- _Data to use_
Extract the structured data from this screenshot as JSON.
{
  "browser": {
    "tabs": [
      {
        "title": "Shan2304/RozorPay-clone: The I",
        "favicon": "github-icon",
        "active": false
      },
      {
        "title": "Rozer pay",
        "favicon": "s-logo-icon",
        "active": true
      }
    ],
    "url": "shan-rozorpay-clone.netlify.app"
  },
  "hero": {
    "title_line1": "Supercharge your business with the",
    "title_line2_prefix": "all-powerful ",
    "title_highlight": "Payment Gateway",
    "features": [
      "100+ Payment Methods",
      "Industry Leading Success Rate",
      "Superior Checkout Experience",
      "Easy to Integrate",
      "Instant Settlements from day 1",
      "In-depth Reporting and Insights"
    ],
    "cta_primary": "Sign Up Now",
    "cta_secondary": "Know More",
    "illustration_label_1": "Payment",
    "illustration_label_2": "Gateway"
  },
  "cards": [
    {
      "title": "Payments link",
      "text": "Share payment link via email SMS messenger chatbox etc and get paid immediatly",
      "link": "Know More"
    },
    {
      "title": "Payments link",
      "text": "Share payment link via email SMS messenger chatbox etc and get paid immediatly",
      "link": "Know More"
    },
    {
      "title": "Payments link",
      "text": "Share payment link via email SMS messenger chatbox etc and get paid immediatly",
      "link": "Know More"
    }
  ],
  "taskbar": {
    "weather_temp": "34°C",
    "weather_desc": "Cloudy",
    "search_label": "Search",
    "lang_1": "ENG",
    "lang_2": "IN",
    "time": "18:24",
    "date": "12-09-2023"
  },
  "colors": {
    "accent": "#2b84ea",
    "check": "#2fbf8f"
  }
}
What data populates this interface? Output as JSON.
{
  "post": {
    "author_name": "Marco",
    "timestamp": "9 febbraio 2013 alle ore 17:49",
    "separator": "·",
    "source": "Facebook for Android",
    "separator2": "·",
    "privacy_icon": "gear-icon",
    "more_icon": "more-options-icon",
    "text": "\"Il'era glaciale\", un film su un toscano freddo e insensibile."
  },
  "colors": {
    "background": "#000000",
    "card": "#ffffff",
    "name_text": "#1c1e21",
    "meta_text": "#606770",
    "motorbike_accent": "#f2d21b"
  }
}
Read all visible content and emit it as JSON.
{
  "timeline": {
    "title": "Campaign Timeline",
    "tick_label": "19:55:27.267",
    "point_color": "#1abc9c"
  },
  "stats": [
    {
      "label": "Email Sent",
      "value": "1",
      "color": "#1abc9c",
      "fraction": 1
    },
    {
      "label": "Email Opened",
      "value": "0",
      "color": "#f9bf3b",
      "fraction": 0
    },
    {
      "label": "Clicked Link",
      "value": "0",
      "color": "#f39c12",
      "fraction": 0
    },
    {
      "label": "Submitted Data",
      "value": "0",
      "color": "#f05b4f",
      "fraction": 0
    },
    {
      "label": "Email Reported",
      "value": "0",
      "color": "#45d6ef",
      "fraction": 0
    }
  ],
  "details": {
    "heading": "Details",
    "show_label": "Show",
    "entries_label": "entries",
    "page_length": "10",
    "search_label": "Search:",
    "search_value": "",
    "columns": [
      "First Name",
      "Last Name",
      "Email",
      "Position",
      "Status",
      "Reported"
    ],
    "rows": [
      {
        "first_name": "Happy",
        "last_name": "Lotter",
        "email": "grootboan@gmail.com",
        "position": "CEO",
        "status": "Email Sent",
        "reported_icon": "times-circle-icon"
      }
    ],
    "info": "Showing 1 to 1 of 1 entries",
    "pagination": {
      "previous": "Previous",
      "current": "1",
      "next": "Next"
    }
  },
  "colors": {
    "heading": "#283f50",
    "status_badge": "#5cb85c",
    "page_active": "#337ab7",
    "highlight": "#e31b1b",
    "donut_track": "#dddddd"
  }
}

- _Challenge_
Which lines in the data above contain "this"? Show each one.

- _Output of the task_
Extract the structured data from this screenshot as JSON.
What data populates this interface? Output as JSON.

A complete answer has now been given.